=== Dataset records ===
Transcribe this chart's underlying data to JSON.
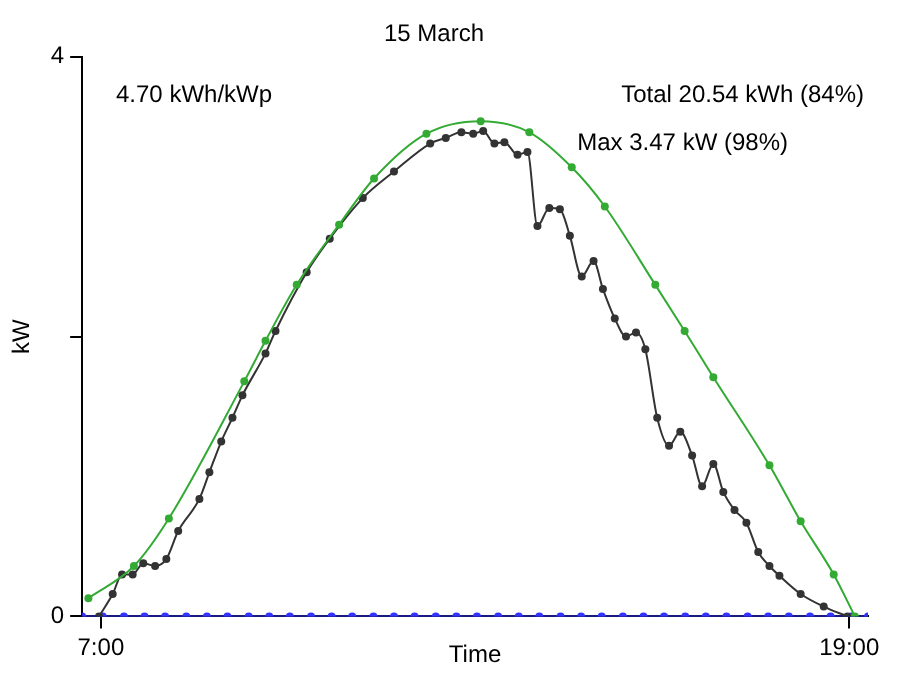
{
  "chart_data": {
    "type": "line",
    "title": "15 March",
    "xlabel": "Time",
    "ylabel": "kW",
    "annotations": [
      "4.70 kWh/kWp",
      "Total 20.54 kWh (84%)",
      "Max 3.47 kW (98%)"
    ],
    "xlim": [
      6.7,
      19.3
    ],
    "xticks": [
      {
        "value": 7,
        "label": "7:00"
      },
      {
        "value": 19,
        "label": "19:00"
      }
    ],
    "ylim": [
      0,
      4
    ],
    "yticks": [
      0,
      {
        "value": 2,
        "label": null
      },
      4
    ],
    "grid": false,
    "legend": false,
    "marker": "circle",
    "line_style": "solid",
    "series": [
      {
        "color": "#33aa33",
        "x": [
          6.8,
          7.53,
          8.09,
          9.3,
          9.64,
          10.14,
          10.82,
          11.38,
          12.22,
          13.09,
          13.87,
          14.55,
          15.08,
          15.89,
          16.36,
          16.82,
          17.72,
          18.22,
          18.75,
          19.09
        ],
        "values": [
          0.13,
          0.36,
          0.7,
          1.68,
          1.97,
          2.37,
          2.8,
          3.13,
          3.45,
          3.54,
          3.46,
          3.21,
          2.93,
          2.37,
          2.04,
          1.71,
          1.08,
          0.68,
          0.3,
          0
        ]
      },
      {
        "color": "#333333",
        "x": [
          6.97,
          7.19,
          7.34,
          7.51,
          7.68,
          7.87,
          8.05,
          8.24,
          8.58,
          8.74,
          8.93,
          9.11,
          9.27,
          9.64,
          9.8,
          10.3,
          10.67,
          11.2,
          11.7,
          12.28,
          12.53,
          12.78,
          12.97,
          13.13,
          13.31,
          13.47,
          13.68,
          13.84,
          14.0,
          14.19,
          14.36,
          14.52,
          14.71,
          14.9,
          15.05,
          15.24,
          15.42,
          15.58,
          15.73,
          15.92,
          16.11,
          16.29,
          16.48,
          16.64,
          16.82,
          16.98,
          17.16,
          17.35,
          17.54,
          17.72,
          17.88,
          18.22,
          18.59,
          18.97
        ],
        "values": [
          0,
          0.16,
          0.3,
          0.3,
          0.38,
          0.36,
          0.41,
          0.61,
          0.84,
          1.03,
          1.25,
          1.42,
          1.58,
          1.88,
          2.04,
          2.46,
          2.7,
          2.99,
          3.18,
          3.38,
          3.42,
          3.46,
          3.45,
          3.47,
          3.38,
          3.39,
          3.3,
          3.32,
          2.79,
          2.92,
          2.91,
          2.72,
          2.43,
          2.54,
          2.34,
          2.13,
          2.0,
          2.03,
          1.91,
          1.42,
          1.22,
          1.32,
          1.15,
          0.93,
          1.09,
          0.89,
          0.76,
          0.67,
          0.46,
          0.36,
          0.29,
          0.16,
          0.07,
          0
        ]
      },
      {
        "color": "#3333ff",
        "x": [
          6.7,
          7.03,
          7.37,
          7.7,
          8.03,
          8.37,
          8.7,
          9.03,
          9.37,
          9.7,
          10.03,
          10.37,
          10.7,
          11.03,
          11.37,
          11.7,
          12.03,
          12.37,
          12.7,
          13.03,
          13.37,
          13.7,
          14.03,
          14.37,
          14.7,
          15.03,
          15.37,
          15.7,
          16.03,
          16.37,
          16.7,
          17.03,
          17.37,
          17.7,
          18.03,
          18.37,
          18.7,
          19.03,
          19.3
        ],
        "values": [
          0,
          0,
          0,
          0,
          0,
          0,
          0,
          0,
          0,
          0,
          0,
          0,
          0,
          0,
          0,
          0,
          0,
          0,
          0,
          0,
          0,
          0,
          0,
          0,
          0,
          0,
          0,
          0,
          0,
          0,
          0,
          0,
          0,
          0,
          0,
          0,
          0,
          0,
          0
        ]
      }
    ]
  }
}
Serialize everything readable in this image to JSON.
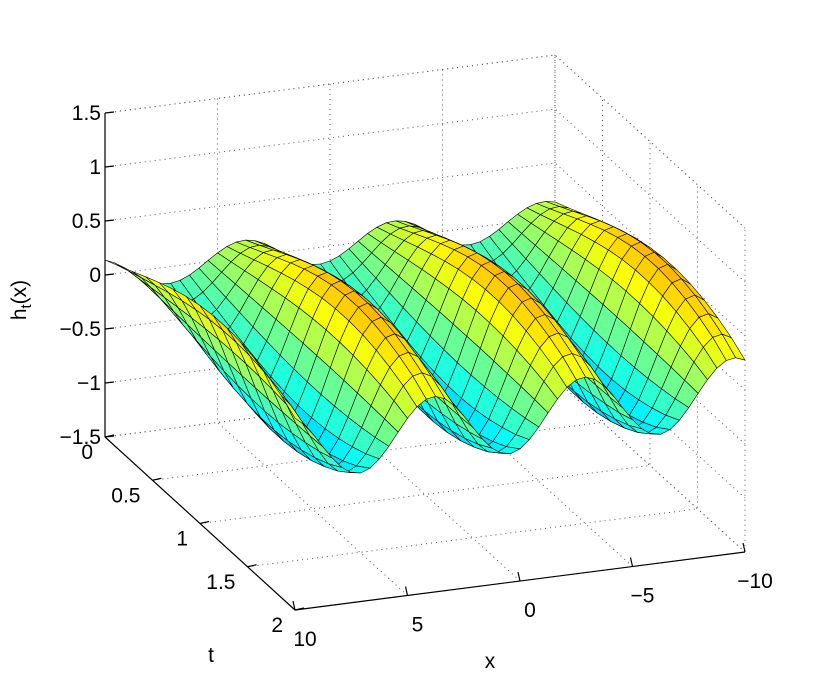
{
  "chart_data": {
    "type": "surface",
    "function": "h_t(x)",
    "zlabel": "h_t(x)",
    "zlabel_main": "h",
    "zlabel_sub": "t",
    "zlabel_tail": "(x)",
    "xlabel": "x",
    "ylabel": "t",
    "xlim": [
      -10,
      10
    ],
    "ylim": [
      0,
      2
    ],
    "zlim": [
      -1.5,
      1.5
    ],
    "x_ticks": [
      "10",
      "5",
      "0",
      "−5",
      "−10"
    ],
    "x_tick_values": [
      10,
      5,
      0,
      -5,
      -10
    ],
    "t_ticks": [
      "0",
      "0.5",
      "1",
      "1.5",
      "2"
    ],
    "t_tick_values": [
      0,
      0.5,
      1,
      1.5,
      2
    ],
    "z_ticks": [
      "1.5",
      "1",
      "0.5",
      "0",
      "−0.5",
      "−1",
      "−1.5"
    ],
    "z_tick_values": [
      1.5,
      1,
      0.5,
      0,
      -0.5,
      -1,
      -1.5
    ],
    "grid": true,
    "colormap": "jet",
    "surface_description_values": {
      "x_samples": 48,
      "t_samples": 14,
      "peak": 1.0,
      "trough": -1.0
    }
  }
}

=== Stated goal ===
Omit the pictures and restate the rest of the records verbatim.

=== Output of the exercise ===
Transcribe this chart's underlying data to JSON.
{
  "chart_data": {
    "type": "line",
    "title": "15 March",
    "xlabel": "Time",
    "ylabel": "kW",
    "annotations": [
      "4.70 kWh/kWp",
      "Total 20.54 kWh (84%)",
      "Max 3.47 kW (98%)"
    ],
    "xlim": [
      6.7,
      19.3
    ],
    "xticks": [
      {
        "value": 7,
        "label": "7:00"
      },
      {
        "value": 19,
        "label": "19:00"
      }
    ],
    "ylim": [
      0,
      4
    ],
    "yticks": [
      0,
      {
        "value": 2,
        "label": null
      },
      4
    ],
    "grid": false,
    "legend": false,
    "marker": "circle",
    "line_style": "solid",
    "series": [
      {
        "color": "#33aa33",
        "x": [
          6.8,
          7.53,
          8.09,
          9.3,
          9.64,
          10.14,
          10.82,
          11.38,
          12.22,
          13.09,
          13.87,
          14.55,
          15.08,
          15.89,
          16.36,
          16.82,
          17.72,
          18.22,
          18.75,
          19.09
        ],
        "values": [
          0.13,
          0.36,
          0.7,
          1.68,
          1.97,
          2.37,
          2.8,
          3.13,
          3.45,
          3.54,
          3.46,
          3.21,
          2.93,
          2.37,
          2.04,
          1.71,
          1.08,
          0.68,
          0.3,
          0
        ]
      },
      {
        "color": "#333333",
        "x": [
          6.97,
          7.19,
          7.34,
          7.51,
          7.68,
          7.87,
          8.05,
          8.24,
          8.58,
          8.74,
          8.93,
          9.11,
          9.27,
          9.64,
          9.8,
          10.3,
          10.67,
          11.2,
          11.7,
          12.28,
          12.53,
          12.78,
          12.97,
          13.13,
          13.31,
          13.47,
          13.68,
          13.84,
          14.0,
          14.19,
          14.36,
          14.52,
          14.71,
          14.9,
          15.05,
          15.24,
          15.42,
          15.58,
          15.73,
          15.92,
          16.11,
          16.29,
          16.48,
          16.64,
          16.82,
          16.98,
          17.16,
          17.35,
          17.54,
          17.72,
          17.88,
          18.22,
          18.59,
          18.97
        ],
        "values": [
          0,
          0.16,
          0.3,
          0.3,
          0.38,
          0.36,
          0.41,
          0.61,
          0.84,
          1.03,
          1.25,
          1.42,
          1.58,
          1.88,
          2.04,
          2.46,
          2.7,
          2.99,
          3.18,
          3.38,
          3.42,
          3.46,
          3.45,
          3.47,
          3.38,
          3.39,
          3.3,
          3.32,
          2.79,
          2.92,
          2.91,
          2.72,
          2.43,
          2.54,
          2.34,
          2.13,
          2.0,
          2.03,
          1.91,
          1.42,
          1.22,
          1.32,
          1.15,
          0.93,
          1.09,
          0.89,
          0.76,
          0.67,
          0.46,
          0.36,
          0.29,
          0.16,
          0.07,
          0
        ]
      },
      {
        "color": "#3333ff",
        "x": [
          6.7,
          7.03,
          7.37,
          7.7,
          8.03,
          8.37,
          8.7,
          9.03,
          9.37,
          9.7,
          10.03,
          10.37,
          10.7,
          11.03,
          11.37,
          11.7,
          12.03,
          12.37,
          12.7,
          13.03,
          13.37,
          13.7,
          14.03,
          14.37,
          14.7,
          15.03,
          15.37,
          15.7,
          16.03,
          16.37,
          16.7,
          17.03,
          17.37,
          17.7,
          18.03,
          18.37,
          18.7,
          19.03,
          19.3
        ],
        "values": [
          0,
          0,
          0,
          0,
          0,
          0,
          0,
          0,
          0,
          0,
          0,
          0,
          0,
          0,
          0,
          0,
          0,
          0,
          0,
          0,
          0,
          0,
          0,
          0,
          0,
          0,
          0,
          0,
          0,
          0,
          0,
          0,
          0,
          0,
          0,
          0,
          0,
          0,
          0
        ]
      }
    ]
  }
}
Serialize everything readable in this image to JSON.
{
  "chart_data": {
    "type": "surface",
    "function": "h_t(x)",
    "zlabel": "h_t(x)",
    "zlabel_main": "h",
    "zlabel_sub": "t",
    "zlabel_tail": "(x)",
    "xlabel": "x",
    "ylabel": "t",
    "xlim": [
      -10,
      10
    ],
    "ylim": [
      0,
      2
    ],
    "zlim": [
      -1.5,
      1.5
    ],
    "x_ticks": [
      "10",
      "5",
      "0",
      "−5",
      "−10"
    ],
    "x_tick_values": [
      10,
      5,
      0,
      -5,
      -10
    ],
    "t_ticks": [
      "0",
      "0.5",
      "1",
      "1.5",
      "2"
    ],
    "t_tick_values": [
      0,
      0.5,
      1,
      1.5,
      2
    ],
    "z_ticks": [
      "1.5",
      "1",
      "0.5",
      "0",
      "−0.5",
      "−1",
      "−1.5"
    ],
    "z_tick_values": [
      1.5,
      1,
      0.5,
      0,
      -0.5,
      -1,
      -1.5
    ],
    "grid": true,
    "colormap": "jet",
    "surface_description_values": {
      "x_samples": 48,
      "t_samples": 14,
      "peak": 1.0,
      "trough": -1.0
    }
  }
}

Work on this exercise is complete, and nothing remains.